→ What is asked
Set the following entries down again exactly, line by line.

→ Entries supplied
※ ※ ※

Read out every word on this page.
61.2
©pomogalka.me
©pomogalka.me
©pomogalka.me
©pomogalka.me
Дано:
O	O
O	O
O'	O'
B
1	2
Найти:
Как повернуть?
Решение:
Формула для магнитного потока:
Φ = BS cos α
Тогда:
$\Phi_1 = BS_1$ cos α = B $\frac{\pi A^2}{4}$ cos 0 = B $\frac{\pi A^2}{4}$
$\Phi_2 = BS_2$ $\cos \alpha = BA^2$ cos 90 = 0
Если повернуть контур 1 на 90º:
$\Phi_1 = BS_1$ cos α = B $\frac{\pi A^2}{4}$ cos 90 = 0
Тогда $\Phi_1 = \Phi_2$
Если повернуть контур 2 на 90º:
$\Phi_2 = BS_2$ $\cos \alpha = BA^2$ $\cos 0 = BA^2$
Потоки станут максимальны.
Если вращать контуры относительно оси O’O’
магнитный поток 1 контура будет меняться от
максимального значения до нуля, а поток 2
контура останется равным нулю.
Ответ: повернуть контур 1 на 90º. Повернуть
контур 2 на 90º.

※ ※ ※

→ Completed task
Read out every word on this page.
61.2
©pomogalka.me
©pomogalka.me
©pomogalka.me
©pomogalka.me
Дано:
O	O
O	O
O'	O'
B
1	2
Найти:
Как повернуть?
Решение:
Формула для магнитного потока:
Φ = BS cos α
Тогда:
$\Phi_1 = BS_1$ cos α = B $\frac{\pi A^2}{4}$ cos 0 = B $\frac{\pi A^2}{4}$
$\Phi_2 = BS_2$ $\cos \alpha = BA^2$ cos 90 = 0
Если повернуть контур 1 на 90º:
$\Phi_1 = BS_1$ cos α = B $\frac{\pi A^2}{4}$ cos 90 = 0
Тогда $\Phi_1 = \Phi_2$
Если повернуть контур 2 на 90º:
$\Phi_2 = BS_2$ $\cos \alpha = BA^2$ $\cos 0 = BA^2$
Потоки станут максимальны.
Если вращать контуры относительно оси O’O’
магнитный поток 1 контура будет меняться от
максимального значения до нуля, а поток 2
контура останется равным нулю.
Ответ: повернуть контур 1 на 90º. Повернуть
контур 2 на 90º.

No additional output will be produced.